Строки данных:
....

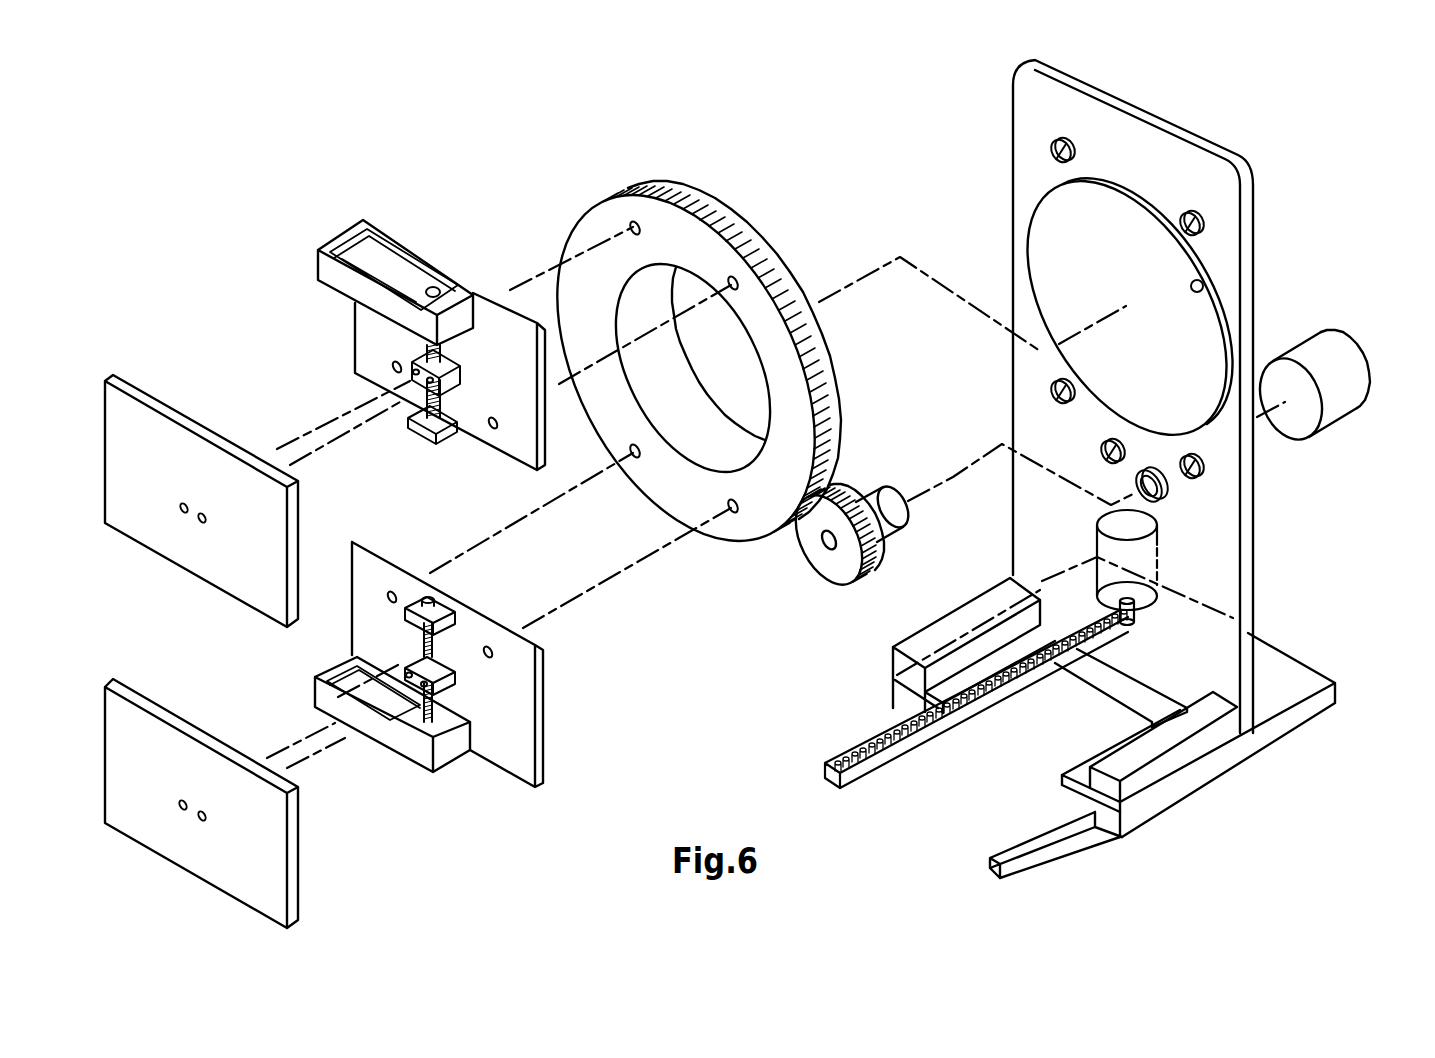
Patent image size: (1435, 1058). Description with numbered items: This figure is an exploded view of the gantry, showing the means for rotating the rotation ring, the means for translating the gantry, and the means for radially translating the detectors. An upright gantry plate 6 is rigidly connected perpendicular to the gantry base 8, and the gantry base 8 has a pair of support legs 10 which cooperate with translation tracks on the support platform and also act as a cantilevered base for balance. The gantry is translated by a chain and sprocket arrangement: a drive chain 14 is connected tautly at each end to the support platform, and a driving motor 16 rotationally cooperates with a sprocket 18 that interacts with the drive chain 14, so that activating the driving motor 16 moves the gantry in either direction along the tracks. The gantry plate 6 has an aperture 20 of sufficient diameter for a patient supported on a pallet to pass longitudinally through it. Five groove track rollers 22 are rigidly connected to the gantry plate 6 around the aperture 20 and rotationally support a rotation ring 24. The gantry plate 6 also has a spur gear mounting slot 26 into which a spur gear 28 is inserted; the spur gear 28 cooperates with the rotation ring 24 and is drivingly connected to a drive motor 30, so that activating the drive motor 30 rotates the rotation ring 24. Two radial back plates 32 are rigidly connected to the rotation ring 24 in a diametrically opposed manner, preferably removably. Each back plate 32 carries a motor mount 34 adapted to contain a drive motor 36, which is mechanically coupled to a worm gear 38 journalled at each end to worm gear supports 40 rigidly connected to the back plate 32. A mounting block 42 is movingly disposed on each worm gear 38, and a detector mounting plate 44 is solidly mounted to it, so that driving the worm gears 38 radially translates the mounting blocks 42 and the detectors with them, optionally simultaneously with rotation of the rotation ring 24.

The gantry plate 6 is at (1214, 184).
The gantry base 8 is at (1284, 674).
The support legs 10 is at (907, 699).
The drive chain 14 is at (915, 747).
The driving motor 16 is at (1141, 525).
The sprocket 18 is at (1130, 625).
The aperture 20 is at (1209, 295).
The groove track rollers 22 is at (1184, 220).
The rotation ring 24 is at (674, 237).
The spur gear mounting slot 26 is at (1160, 499).
The spur gear 28 is at (838, 562).
The drive motor 30 is at (1332, 362).
The radial back plates 32 is at (510, 340).
The motor mount 34 is at (338, 273).
The drive motor 36 is at (374, 256).
The worm gear 38 is at (417, 430).
The worm gear supports 40 is at (453, 293).
The mounting block 42 is at (503, 668).
The detector mounting plate 44 is at (242, 543).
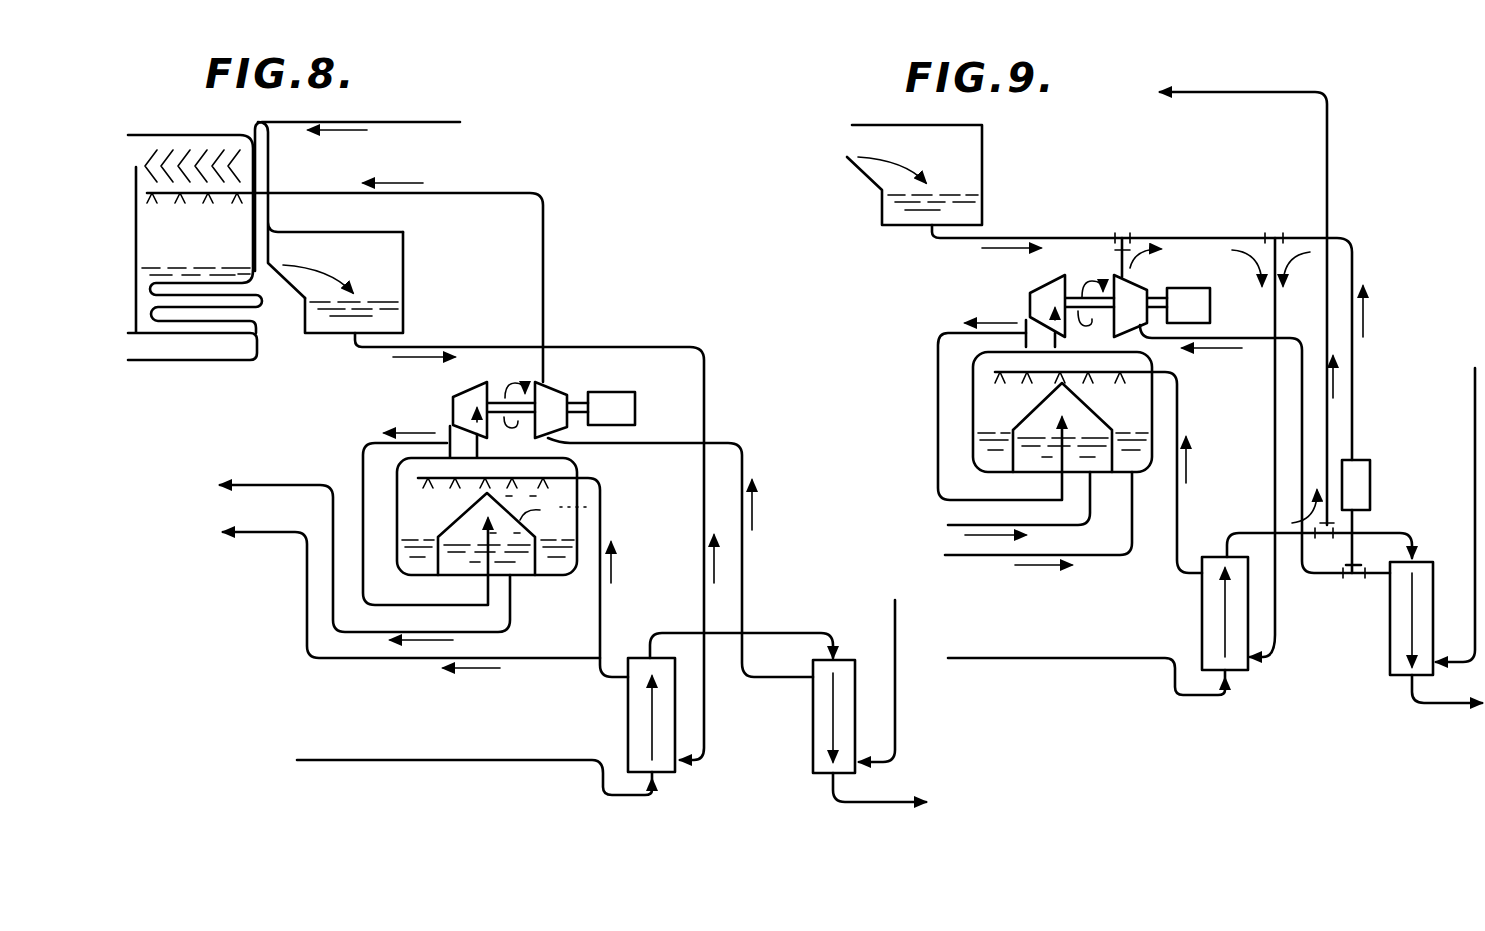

....

* ЗАДАНИЕ
Можете напечатать без изменений строки от самого начала до строки, содержащей «The aperture 20 is at (1209, 295).», включая обе границы? Картинки в ответ не включайте.

* ПИСЬМЕННОЕ РЕШЕНИЕ
Patent image size: (1435, 1058). Description with numbered items: This figure is an exploded view of the gantry, showing the means for rotating the rotation ring, the means for translating the gantry, and the means for radially translating the detectors. An upright gantry plate 6 is rigidly connected perpendicular to the gantry base 8, and the gantry base 8 has a pair of support legs 10 which cooperate with translation tracks on the support platform and also act as a cantilevered base for balance. The gantry is translated by a chain and sprocket arrangement: a drive chain 14 is connected tautly at each end to the support platform, and a driving motor 16 rotationally cooperates with a sprocket 18 that interacts with the drive chain 14, so that activating the driving motor 16 moves the gantry in either direction along the tracks. The gantry plate 6 has an aperture 20 of sufficient diameter for a patient supported on a pallet to pass longitudinally through it. Five groove track rollers 22 are rigidly connected to the gantry plate 6 around the aperture 20 and rotationally support a rotation ring 24. The gantry plate 6 also has a spur gear mounting slot 26 into which a spur gear 28 is inserted; the spur gear 28 cooperates with the rotation ring 24 and is drivingly connected to a drive motor 30, so that activating the drive motor 30 rotates the rotation ring 24. Two radial back plates 32 are rigidly connected to the rotation ring 24 in a diametrically opposed manner, preferably removably. Each back plate 32 carries a motor mount 34 adapted to contain a drive motor 36, which is mechanically coupled to a worm gear 38 journalled at each end to worm gear supports 40 rigidly connected to the back plate 32. A mounting block 42 is movingly disposed on each worm gear 38, and a detector mounting plate 44 is solidly mounted to it, so that driving the worm gears 38 radially translates the mounting blocks 42 and the detectors with them, optionally simultaneously with rotation of the rotation ring 24.

The gantry plate 6 is at (1214, 184).
The gantry base 8 is at (1284, 674).
The support legs 10 is at (907, 699).
The drive chain 14 is at (915, 747).
The driving motor 16 is at (1141, 525).
The sprocket 18 is at (1130, 625).
The aperture 20 is at (1209, 295).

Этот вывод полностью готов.